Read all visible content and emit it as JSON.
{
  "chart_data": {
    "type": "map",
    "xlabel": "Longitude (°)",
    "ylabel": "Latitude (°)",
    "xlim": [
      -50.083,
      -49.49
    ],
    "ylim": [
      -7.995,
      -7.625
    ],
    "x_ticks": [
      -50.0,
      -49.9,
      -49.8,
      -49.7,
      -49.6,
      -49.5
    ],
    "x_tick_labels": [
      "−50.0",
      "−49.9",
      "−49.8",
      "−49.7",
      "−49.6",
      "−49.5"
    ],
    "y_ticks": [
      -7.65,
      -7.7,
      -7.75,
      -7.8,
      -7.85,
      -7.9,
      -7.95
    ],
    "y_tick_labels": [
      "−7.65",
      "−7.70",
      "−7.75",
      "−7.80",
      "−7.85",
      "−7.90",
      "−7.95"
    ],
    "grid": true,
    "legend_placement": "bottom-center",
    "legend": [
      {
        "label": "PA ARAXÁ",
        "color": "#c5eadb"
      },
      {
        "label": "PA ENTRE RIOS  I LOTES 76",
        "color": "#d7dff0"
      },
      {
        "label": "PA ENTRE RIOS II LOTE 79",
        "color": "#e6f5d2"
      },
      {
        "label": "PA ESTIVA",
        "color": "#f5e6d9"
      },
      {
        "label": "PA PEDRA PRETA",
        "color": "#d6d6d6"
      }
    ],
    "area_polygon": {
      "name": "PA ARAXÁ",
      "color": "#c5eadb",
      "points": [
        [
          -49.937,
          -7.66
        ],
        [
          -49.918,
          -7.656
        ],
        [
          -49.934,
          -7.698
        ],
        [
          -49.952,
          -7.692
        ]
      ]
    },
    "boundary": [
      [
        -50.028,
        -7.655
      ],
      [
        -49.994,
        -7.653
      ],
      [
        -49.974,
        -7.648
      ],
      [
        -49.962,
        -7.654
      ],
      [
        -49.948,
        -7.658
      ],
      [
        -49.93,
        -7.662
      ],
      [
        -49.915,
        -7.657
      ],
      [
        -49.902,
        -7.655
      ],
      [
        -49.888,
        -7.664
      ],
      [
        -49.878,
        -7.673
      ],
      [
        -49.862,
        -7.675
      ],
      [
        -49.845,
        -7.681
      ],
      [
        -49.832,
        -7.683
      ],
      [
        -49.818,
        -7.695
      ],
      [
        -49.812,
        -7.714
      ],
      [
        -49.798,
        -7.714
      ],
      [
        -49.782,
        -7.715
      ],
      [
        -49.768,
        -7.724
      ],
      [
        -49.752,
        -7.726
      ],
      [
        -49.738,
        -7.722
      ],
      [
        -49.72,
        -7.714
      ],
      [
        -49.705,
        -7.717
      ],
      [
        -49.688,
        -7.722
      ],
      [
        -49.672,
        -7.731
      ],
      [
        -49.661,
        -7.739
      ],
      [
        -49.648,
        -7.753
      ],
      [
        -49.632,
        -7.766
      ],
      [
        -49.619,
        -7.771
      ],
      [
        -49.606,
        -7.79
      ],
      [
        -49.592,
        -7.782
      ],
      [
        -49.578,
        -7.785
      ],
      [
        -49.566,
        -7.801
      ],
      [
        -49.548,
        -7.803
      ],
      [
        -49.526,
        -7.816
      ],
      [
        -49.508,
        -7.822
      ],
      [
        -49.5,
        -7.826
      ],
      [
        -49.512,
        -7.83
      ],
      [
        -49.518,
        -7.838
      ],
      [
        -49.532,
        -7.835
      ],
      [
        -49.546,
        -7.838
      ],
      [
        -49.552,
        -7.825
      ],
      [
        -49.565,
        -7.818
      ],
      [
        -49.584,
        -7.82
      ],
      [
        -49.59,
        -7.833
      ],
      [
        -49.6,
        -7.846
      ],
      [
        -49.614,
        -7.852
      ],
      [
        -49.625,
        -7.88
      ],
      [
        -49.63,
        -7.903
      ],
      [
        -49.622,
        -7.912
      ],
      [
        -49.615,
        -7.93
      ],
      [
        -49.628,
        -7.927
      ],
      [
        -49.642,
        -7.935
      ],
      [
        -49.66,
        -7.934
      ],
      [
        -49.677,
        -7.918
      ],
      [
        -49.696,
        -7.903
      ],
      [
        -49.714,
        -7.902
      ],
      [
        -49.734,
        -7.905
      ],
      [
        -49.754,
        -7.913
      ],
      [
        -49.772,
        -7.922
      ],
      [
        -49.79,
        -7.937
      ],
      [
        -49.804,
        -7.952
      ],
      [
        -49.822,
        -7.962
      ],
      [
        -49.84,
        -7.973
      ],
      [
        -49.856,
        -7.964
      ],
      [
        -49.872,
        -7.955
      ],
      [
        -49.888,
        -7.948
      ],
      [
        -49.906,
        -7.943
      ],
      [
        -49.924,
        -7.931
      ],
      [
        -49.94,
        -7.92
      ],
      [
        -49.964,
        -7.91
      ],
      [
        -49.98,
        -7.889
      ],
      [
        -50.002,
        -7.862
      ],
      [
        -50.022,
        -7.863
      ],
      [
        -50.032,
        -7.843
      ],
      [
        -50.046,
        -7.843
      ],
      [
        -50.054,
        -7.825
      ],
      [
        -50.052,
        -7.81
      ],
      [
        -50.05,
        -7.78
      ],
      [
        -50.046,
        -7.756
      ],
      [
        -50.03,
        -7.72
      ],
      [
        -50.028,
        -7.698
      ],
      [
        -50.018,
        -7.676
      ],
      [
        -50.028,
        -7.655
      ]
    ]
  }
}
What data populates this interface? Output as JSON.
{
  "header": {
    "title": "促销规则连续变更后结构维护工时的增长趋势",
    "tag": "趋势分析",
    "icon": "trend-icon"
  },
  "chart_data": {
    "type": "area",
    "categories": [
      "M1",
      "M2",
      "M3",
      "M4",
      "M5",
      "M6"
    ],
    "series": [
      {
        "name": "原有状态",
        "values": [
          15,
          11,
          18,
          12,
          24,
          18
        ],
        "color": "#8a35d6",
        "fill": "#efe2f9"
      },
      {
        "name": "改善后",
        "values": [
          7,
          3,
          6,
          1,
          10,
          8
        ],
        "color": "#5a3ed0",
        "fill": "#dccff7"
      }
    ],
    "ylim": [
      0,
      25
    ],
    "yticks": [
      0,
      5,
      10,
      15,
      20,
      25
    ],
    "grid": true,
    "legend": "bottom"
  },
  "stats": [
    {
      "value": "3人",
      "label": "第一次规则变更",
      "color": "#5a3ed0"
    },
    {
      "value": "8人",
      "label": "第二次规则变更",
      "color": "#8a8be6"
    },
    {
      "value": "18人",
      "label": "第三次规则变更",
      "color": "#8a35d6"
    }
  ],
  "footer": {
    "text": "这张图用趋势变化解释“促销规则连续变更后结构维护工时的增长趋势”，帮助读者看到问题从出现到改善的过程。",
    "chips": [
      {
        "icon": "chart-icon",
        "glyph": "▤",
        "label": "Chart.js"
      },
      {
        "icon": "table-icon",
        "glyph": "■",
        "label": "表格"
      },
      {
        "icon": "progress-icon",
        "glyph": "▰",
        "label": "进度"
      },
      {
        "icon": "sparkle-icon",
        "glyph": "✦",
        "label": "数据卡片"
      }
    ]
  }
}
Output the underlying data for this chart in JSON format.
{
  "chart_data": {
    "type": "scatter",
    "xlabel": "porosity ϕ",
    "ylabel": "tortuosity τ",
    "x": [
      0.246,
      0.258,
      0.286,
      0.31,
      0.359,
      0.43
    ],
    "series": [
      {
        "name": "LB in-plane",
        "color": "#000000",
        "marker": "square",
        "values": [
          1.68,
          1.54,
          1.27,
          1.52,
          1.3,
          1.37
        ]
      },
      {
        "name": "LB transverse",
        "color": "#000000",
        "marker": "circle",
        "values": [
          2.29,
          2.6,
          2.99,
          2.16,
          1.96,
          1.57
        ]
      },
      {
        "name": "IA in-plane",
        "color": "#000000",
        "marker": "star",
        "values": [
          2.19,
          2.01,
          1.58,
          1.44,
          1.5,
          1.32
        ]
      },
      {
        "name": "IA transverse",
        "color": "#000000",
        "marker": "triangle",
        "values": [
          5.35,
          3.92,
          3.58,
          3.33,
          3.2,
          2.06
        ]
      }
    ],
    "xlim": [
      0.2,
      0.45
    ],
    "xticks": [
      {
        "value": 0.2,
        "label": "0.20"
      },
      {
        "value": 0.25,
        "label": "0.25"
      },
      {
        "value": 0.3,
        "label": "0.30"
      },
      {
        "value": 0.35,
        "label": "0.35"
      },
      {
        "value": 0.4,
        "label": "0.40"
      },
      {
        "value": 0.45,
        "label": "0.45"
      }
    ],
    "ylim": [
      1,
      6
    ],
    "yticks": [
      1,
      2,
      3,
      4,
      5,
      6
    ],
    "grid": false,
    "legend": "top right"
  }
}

________________________

[AIM OF THE EXERCISE]: Pull every line containing the word "transverse" out of the material and copy it.

[ANSWER BELOW]:
        "name": "LB transverse",
        "name": "IA transverse",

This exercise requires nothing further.